Aim of the task: Where a line in the listing below contains the word "Developer", copy that line.

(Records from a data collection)
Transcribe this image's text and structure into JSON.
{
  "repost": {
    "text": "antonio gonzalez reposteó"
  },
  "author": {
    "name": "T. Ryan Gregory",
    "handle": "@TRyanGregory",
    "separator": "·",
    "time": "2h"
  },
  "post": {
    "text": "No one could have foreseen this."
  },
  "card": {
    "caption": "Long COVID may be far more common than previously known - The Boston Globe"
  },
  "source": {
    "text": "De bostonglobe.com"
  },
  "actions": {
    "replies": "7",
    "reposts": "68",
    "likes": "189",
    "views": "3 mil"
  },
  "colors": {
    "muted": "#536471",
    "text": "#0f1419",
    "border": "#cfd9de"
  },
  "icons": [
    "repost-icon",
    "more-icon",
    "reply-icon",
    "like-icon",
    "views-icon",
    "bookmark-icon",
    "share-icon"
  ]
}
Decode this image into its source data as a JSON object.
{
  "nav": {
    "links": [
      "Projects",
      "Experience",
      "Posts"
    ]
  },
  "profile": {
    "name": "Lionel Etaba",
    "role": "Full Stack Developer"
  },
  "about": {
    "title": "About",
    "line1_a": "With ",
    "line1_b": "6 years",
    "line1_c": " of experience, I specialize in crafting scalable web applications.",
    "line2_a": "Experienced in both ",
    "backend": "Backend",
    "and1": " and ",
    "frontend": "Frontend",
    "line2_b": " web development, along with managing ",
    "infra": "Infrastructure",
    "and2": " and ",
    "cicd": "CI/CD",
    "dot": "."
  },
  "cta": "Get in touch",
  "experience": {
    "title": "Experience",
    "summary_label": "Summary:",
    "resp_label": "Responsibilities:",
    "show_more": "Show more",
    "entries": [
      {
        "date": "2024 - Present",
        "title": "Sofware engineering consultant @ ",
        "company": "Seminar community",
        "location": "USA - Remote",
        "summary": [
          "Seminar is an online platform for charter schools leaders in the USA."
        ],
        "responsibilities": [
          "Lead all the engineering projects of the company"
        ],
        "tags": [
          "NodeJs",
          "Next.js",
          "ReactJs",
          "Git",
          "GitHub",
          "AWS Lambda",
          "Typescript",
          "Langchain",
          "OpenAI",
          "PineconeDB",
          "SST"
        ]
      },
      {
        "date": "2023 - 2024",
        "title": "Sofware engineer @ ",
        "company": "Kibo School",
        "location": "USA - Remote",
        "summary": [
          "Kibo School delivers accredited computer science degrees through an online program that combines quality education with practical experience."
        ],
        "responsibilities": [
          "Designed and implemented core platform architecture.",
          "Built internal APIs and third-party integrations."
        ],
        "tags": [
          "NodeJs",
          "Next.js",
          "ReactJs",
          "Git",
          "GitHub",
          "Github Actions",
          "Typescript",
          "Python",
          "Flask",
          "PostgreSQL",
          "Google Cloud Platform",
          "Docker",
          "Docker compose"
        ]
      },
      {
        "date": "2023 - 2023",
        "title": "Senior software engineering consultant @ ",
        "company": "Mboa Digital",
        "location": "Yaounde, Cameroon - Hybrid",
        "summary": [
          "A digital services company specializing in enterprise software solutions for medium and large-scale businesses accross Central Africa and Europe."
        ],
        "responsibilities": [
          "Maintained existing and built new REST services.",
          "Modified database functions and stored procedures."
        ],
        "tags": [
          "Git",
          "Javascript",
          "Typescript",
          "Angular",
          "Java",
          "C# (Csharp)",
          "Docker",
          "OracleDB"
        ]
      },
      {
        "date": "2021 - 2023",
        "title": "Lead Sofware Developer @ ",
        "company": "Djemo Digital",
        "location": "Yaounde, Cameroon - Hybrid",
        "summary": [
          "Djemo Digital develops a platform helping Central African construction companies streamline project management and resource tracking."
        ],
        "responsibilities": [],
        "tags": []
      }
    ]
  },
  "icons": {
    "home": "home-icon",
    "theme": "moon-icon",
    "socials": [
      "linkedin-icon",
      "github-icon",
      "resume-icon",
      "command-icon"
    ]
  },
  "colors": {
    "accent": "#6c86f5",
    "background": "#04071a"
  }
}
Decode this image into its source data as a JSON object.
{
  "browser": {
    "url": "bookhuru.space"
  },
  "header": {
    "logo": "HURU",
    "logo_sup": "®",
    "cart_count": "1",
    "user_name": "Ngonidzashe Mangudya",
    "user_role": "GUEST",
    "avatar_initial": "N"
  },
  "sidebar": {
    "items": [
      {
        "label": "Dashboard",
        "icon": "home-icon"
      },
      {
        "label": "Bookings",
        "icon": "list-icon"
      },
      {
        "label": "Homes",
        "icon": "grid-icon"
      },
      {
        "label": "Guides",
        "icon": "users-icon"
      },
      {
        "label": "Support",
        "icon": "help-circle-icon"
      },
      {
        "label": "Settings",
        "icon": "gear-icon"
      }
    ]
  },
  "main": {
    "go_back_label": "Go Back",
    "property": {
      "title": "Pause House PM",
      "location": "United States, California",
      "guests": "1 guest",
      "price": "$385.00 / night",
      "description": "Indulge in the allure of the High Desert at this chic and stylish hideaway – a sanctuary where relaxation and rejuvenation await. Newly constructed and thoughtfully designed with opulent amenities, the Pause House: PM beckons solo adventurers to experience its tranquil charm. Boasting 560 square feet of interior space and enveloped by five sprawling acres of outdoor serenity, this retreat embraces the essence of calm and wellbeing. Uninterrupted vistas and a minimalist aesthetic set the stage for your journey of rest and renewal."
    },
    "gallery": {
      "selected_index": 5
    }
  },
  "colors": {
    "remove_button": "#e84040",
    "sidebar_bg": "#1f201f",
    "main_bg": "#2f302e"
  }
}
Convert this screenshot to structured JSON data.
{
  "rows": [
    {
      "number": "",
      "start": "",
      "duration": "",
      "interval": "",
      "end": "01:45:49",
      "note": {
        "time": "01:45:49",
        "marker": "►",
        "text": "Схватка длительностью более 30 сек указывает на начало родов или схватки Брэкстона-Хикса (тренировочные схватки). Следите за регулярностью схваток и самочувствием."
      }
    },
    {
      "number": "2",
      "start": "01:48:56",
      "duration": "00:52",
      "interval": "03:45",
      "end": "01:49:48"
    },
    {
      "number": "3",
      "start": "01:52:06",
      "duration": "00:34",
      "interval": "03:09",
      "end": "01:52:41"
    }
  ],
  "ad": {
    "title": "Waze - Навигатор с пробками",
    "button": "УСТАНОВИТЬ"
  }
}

Output for this exercise:
    "role": "Full Stack Developer"
        "title": "Lead Sofware Developer @ ",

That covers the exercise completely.